_TASK STATEMENT:_ Check each line of the listing for the word "соответствии" and report how many lines contain it, giving nothing but the number.

(Recorded data)
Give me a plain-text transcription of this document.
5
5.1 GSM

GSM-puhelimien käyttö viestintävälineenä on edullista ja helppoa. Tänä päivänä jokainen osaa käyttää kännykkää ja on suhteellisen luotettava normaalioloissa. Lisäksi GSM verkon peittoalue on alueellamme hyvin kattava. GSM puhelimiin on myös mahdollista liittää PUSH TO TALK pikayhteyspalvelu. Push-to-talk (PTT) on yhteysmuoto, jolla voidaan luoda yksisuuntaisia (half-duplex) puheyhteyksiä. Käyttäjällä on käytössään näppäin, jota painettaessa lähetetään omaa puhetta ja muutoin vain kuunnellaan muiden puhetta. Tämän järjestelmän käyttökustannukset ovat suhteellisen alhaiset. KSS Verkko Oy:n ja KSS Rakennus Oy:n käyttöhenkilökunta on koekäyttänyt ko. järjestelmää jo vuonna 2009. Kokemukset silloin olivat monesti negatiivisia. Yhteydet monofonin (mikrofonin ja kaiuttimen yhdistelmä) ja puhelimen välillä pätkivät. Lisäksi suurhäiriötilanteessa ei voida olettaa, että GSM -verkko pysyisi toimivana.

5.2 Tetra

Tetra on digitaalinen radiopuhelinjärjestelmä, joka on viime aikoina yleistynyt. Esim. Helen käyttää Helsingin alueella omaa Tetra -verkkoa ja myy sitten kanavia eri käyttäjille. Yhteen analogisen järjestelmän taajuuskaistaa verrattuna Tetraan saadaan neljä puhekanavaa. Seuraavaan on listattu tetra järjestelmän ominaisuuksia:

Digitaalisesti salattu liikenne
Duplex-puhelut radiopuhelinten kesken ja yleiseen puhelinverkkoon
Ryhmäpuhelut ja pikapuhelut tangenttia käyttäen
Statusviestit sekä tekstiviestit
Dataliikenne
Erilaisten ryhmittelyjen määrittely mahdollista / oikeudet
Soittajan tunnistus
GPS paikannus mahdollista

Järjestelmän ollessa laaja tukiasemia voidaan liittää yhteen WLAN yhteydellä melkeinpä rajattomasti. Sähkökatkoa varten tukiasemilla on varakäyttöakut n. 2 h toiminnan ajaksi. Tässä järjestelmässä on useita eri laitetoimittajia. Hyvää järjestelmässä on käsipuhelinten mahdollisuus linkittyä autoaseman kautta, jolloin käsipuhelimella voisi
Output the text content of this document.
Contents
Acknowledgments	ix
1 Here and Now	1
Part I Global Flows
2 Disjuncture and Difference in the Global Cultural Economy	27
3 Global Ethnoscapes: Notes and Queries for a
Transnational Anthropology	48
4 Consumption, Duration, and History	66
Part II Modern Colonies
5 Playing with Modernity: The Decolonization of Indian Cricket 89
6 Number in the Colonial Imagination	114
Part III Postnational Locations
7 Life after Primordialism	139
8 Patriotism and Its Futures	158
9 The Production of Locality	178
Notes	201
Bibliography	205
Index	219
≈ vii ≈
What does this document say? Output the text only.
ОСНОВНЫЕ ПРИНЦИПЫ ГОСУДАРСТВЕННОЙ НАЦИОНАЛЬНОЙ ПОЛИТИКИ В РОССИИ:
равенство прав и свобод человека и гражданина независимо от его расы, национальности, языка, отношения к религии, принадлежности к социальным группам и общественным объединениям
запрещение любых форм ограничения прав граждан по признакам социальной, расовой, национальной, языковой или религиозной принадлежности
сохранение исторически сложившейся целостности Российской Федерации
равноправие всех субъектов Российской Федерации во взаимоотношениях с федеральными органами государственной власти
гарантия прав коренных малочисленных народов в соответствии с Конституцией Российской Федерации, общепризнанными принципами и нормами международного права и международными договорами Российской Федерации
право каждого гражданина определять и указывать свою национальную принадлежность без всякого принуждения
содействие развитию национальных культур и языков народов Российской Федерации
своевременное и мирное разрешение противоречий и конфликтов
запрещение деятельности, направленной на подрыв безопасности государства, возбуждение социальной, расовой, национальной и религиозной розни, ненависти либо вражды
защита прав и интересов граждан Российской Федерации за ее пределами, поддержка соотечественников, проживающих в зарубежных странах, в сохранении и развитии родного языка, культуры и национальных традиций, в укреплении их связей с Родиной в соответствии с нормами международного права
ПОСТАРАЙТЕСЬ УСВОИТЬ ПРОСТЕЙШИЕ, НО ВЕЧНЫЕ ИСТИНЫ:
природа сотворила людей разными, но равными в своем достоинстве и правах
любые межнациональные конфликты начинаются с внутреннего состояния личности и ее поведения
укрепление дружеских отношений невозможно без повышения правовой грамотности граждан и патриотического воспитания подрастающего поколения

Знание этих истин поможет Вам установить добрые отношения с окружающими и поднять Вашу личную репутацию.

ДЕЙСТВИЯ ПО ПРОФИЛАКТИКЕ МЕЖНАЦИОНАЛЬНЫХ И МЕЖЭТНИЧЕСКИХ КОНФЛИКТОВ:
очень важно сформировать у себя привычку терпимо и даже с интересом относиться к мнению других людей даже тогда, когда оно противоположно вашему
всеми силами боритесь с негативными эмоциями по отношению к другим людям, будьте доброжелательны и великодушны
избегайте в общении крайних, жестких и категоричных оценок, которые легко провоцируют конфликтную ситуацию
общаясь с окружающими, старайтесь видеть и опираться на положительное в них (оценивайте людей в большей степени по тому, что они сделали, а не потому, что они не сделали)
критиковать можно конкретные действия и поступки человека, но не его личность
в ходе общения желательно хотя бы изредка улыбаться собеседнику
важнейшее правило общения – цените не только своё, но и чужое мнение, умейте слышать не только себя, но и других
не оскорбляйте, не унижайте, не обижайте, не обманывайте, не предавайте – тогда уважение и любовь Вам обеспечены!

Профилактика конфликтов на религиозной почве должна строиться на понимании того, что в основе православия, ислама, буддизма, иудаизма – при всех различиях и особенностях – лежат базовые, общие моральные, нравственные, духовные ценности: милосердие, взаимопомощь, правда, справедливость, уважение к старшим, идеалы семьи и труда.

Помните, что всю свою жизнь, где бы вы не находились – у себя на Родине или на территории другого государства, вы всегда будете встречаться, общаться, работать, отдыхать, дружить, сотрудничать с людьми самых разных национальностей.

_OUTPUT OF THE TASK:_ 2